§ TASK STATEMENT
Select the lines of the records containing the word "familj" and list them.

** Start THE DATA **

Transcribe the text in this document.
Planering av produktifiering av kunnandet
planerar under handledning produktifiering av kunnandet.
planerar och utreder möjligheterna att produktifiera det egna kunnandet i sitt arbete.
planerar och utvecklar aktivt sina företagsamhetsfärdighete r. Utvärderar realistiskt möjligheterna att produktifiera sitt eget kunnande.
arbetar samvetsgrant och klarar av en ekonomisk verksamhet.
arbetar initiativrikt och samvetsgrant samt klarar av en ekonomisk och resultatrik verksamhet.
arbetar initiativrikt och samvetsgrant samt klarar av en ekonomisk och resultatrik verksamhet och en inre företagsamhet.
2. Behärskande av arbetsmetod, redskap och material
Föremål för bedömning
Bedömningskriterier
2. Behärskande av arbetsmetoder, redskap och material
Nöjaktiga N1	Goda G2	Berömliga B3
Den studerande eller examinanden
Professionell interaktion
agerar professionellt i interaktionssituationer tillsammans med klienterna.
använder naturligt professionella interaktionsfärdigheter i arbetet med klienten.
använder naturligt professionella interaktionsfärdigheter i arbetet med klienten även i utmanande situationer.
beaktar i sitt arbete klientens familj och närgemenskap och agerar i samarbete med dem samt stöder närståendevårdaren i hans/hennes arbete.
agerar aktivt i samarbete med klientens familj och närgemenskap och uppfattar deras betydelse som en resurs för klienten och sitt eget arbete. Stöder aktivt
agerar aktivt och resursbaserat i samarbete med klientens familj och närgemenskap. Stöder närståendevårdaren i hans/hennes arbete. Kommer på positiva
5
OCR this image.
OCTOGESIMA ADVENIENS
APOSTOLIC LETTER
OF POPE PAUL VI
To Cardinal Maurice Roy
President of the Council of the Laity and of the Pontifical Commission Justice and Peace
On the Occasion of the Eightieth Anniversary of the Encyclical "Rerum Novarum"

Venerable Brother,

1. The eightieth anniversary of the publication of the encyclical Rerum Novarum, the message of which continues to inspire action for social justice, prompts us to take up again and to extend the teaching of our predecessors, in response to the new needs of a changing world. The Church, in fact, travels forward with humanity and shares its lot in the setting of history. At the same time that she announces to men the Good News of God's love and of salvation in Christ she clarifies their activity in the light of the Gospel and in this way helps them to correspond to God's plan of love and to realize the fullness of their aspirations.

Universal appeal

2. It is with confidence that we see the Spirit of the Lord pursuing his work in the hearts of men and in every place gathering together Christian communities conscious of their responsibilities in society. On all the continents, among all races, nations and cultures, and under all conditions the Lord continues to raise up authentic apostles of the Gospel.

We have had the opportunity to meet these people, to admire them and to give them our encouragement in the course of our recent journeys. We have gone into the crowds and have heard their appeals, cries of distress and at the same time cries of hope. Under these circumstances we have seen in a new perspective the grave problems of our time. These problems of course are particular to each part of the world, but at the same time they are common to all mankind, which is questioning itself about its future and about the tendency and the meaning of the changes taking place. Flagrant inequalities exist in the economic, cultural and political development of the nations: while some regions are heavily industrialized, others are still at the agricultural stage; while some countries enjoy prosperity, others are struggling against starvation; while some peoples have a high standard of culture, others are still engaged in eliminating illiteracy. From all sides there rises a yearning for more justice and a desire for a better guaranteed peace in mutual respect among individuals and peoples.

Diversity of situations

** End THE DATA **

§ RESULT
beaktar i sitt arbete klientens familj och närgemenskap och agerar i samarbete med dem samt stöder närståendevårdaren i hans/hennes arbete.
agerar aktivt i samarbete med klientens familj och närgemenskap och uppfattar deras betydelse som en resurs för klienten och sitt eget arbete. Stöder aktivt
agerar aktivt och resursbaserat i samarbete med klientens familj och närgemenskap. Stöder närståendevårdaren i hans/hennes arbete. Kommer på positiva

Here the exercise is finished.